Written problem: Leave out the pictures and repeat the data exactly.

BEGIN

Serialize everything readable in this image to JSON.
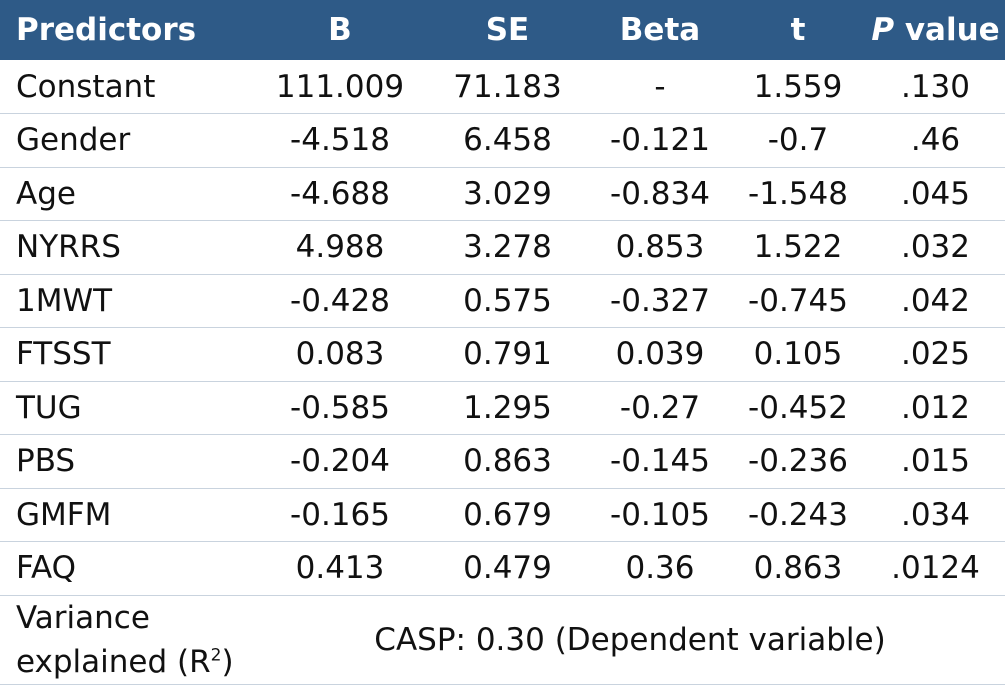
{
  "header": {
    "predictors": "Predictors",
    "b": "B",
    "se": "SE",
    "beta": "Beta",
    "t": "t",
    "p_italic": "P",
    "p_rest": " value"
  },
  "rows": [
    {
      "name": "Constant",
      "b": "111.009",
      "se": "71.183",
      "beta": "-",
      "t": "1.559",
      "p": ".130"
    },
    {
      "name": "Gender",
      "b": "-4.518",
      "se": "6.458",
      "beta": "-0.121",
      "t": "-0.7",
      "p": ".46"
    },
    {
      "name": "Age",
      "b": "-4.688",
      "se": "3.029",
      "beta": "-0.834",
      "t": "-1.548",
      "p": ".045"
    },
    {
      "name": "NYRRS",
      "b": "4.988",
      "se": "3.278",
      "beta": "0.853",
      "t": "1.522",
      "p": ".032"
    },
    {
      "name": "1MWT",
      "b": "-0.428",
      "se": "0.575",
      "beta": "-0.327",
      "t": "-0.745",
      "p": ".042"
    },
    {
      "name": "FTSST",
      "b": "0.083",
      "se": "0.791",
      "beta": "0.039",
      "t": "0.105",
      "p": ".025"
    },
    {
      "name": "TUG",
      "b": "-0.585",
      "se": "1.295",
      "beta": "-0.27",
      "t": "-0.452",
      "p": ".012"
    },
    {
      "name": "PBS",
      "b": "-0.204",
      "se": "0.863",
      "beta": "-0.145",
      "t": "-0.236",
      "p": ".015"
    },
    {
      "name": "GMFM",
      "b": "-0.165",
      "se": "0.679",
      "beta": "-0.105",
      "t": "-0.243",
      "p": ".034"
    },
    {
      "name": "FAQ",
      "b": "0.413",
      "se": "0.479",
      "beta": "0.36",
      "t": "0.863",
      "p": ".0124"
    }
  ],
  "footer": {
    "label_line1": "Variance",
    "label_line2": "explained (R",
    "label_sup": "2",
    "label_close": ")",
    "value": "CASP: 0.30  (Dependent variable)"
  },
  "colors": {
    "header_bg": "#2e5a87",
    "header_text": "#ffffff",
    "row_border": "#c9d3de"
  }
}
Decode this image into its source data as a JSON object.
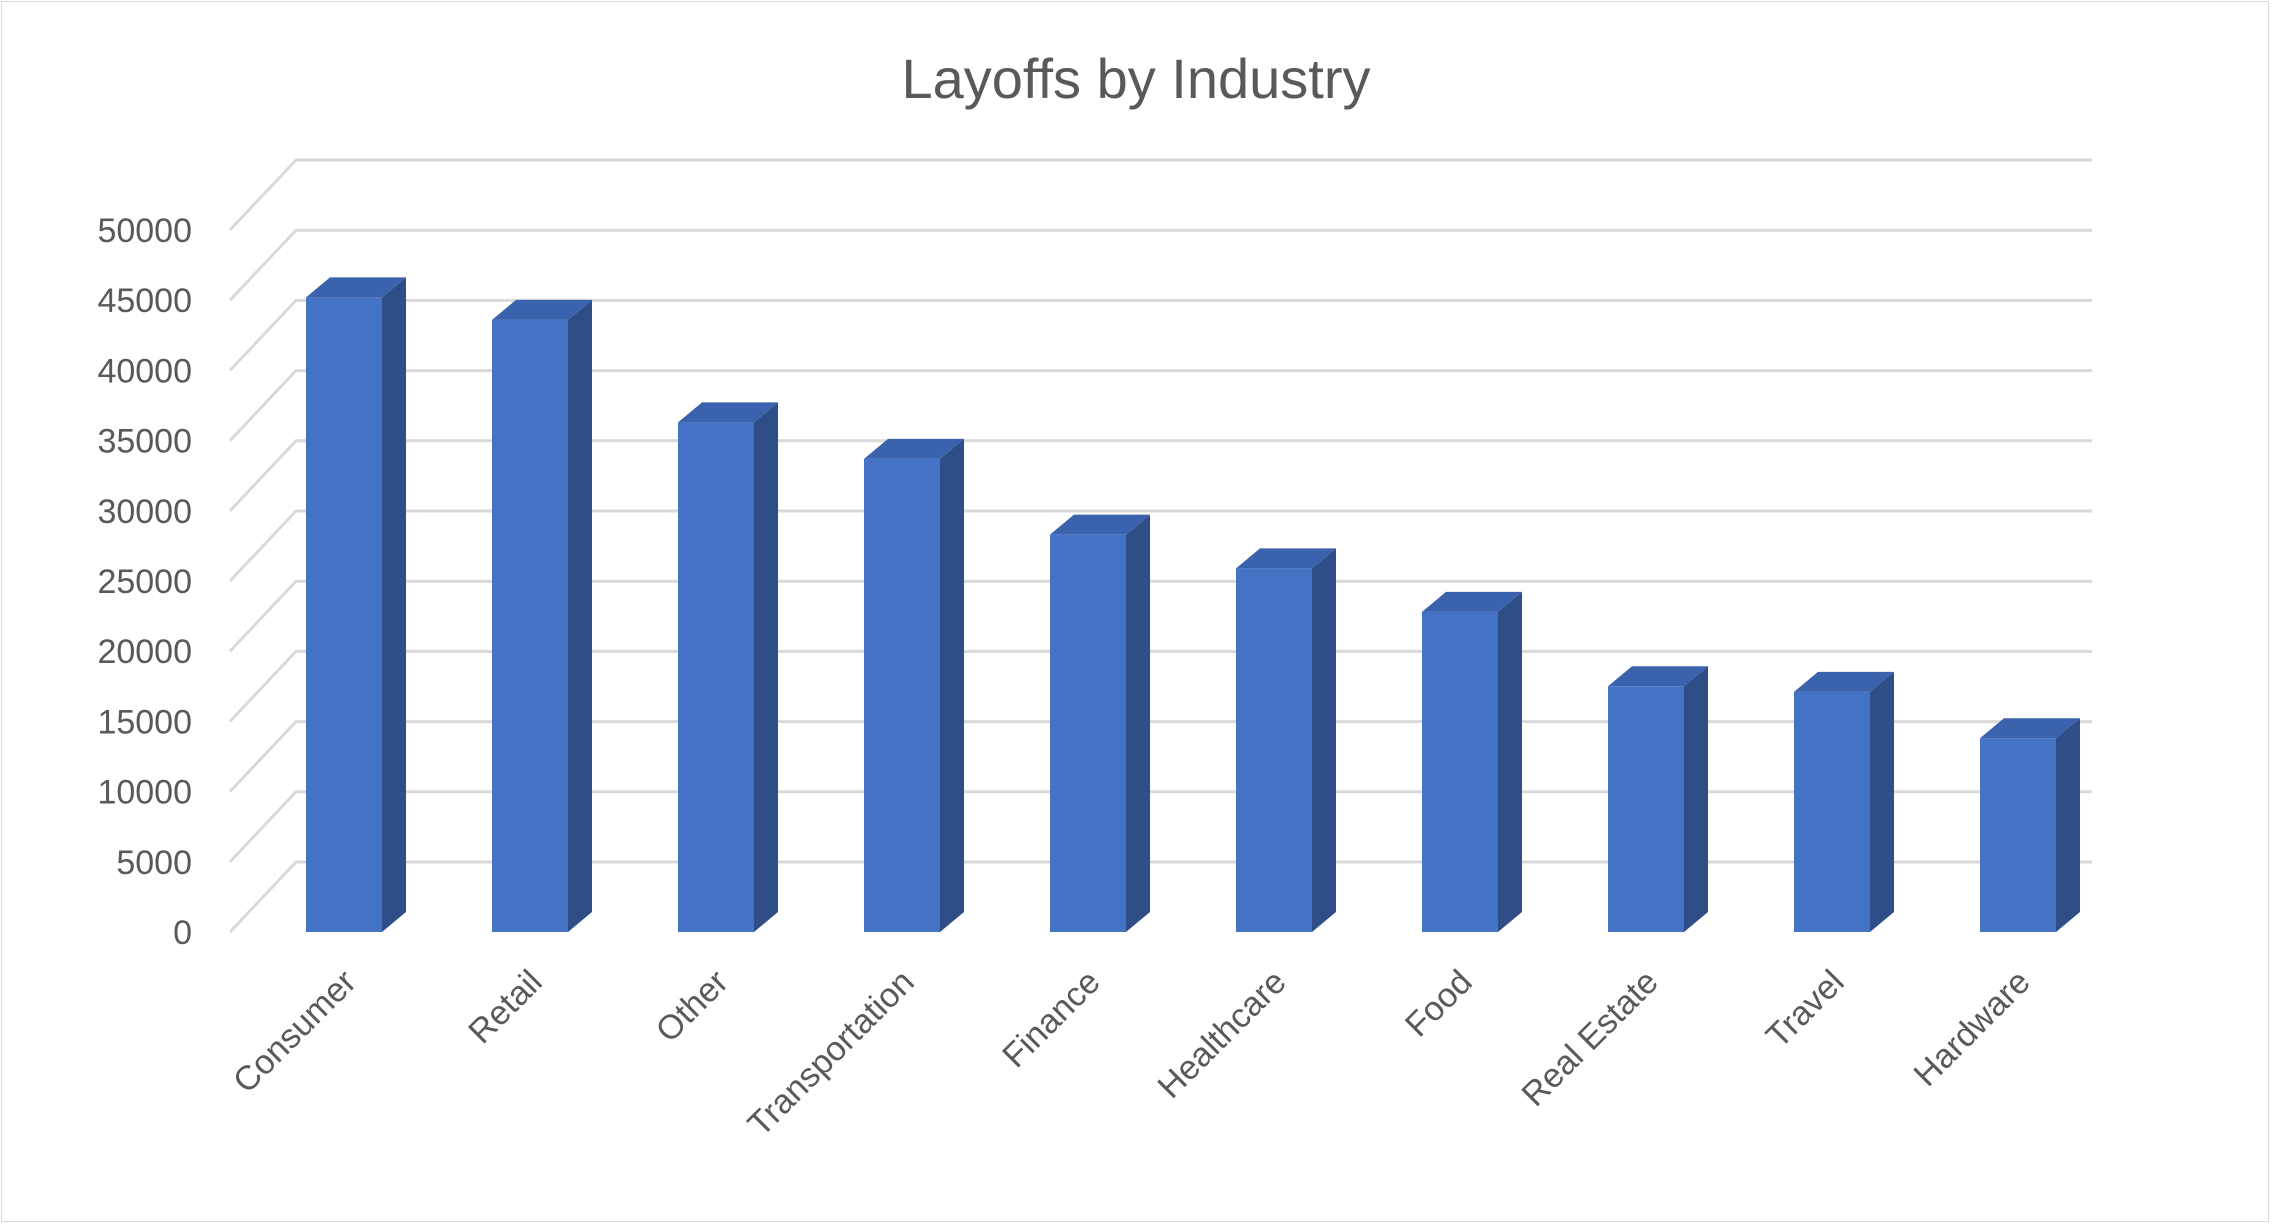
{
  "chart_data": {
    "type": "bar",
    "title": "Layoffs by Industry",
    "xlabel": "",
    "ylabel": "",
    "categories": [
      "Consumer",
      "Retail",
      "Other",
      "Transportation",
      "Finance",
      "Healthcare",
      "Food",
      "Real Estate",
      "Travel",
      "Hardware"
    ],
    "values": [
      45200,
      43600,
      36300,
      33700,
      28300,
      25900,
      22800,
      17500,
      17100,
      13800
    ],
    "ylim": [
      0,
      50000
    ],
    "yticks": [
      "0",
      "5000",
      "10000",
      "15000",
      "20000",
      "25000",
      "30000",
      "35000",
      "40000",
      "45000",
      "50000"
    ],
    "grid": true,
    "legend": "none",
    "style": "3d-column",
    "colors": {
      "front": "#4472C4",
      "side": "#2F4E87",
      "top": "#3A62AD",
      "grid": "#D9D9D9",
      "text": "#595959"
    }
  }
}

END

Answer to this problem:
Serialize everything readable in this image to JSON.
{
  "header": {
    "predictors": "Predictors",
    "b": "B",
    "se": "SE",
    "beta": "Beta",
    "t": "t",
    "p_italic": "P",
    "p_rest": " value"
  },
  "rows": [
    {
      "name": "Constant",
      "b": "111.009",
      "se": "71.183",
      "beta": "-",
      "t": "1.559",
      "p": ".130"
    },
    {
      "name": "Gender",
      "b": "-4.518",
      "se": "6.458",
      "beta": "-0.121",
      "t": "-0.7",
      "p": ".46"
    },
    {
      "name": "Age",
      "b": "-4.688",
      "se": "3.029",
      "beta": "-0.834",
      "t": "-1.548",
      "p": ".045"
    },
    {
      "name": "NYRRS",
      "b": "4.988",
      "se": "3.278",
      "beta": "0.853",
      "t": "1.522",
      "p": ".032"
    },
    {
      "name": "1MWT",
      "b": "-0.428",
      "se": "0.575",
      "beta": "-0.327",
      "t": "-0.745",
      "p": ".042"
    },
    {
      "name": "FTSST",
      "b": "0.083",
      "se": "0.791",
      "beta": "0.039",
      "t": "0.105",
      "p": ".025"
    },
    {
      "name": "TUG",
      "b": "-0.585",
      "se": "1.295",
      "beta": "-0.27",
      "t": "-0.452",
      "p": ".012"
    },
    {
      "name": "PBS",
      "b": "-0.204",
      "se": "0.863",
      "beta": "-0.145",
      "t": "-0.236",
      "p": ".015"
    },
    {
      "name": "GMFM",
      "b": "-0.165",
      "se": "0.679",
      "beta": "-0.105",
      "t": "-0.243",
      "p": ".034"
    },
    {
      "name": "FAQ",
      "b": "0.413",
      "se": "0.479",
      "beta": "0.36",
      "t": "0.863",
      "p": ".0124"
    }
  ],
  "footer": {
    "label_line1": "Variance",
    "label_line2": "explained (R",
    "label_sup": "2",
    "label_close": ")",
    "value": "CASP: 0.30  (Dependent variable)"
  },
  "colors": {
    "header_bg": "#2e5a87",
    "header_text": "#ffffff",
    "row_border": "#c9d3de"
  }
}
Decode this image into its source data as a JSON object.
{
  "chart_data": {
    "type": "bar",
    "title": "Layoffs by Industry",
    "xlabel": "",
    "ylabel": "",
    "categories": [
      "Consumer",
      "Retail",
      "Other",
      "Transportation",
      "Finance",
      "Healthcare",
      "Food",
      "Real Estate",
      "Travel",
      "Hardware"
    ],
    "values": [
      45200,
      43600,
      36300,
      33700,
      28300,
      25900,
      22800,
      17500,
      17100,
      13800
    ],
    "ylim": [
      0,
      50000
    ],
    "yticks": [
      "0",
      "5000",
      "10000",
      "15000",
      "20000",
      "25000",
      "30000",
      "35000",
      "40000",
      "45000",
      "50000"
    ],
    "grid": true,
    "legend": "none",
    "style": "3d-column",
    "colors": {
      "front": "#4472C4",
      "side": "#2F4E87",
      "top": "#3A62AD",
      "grid": "#D9D9D9",
      "text": "#595959"
    }
  }
}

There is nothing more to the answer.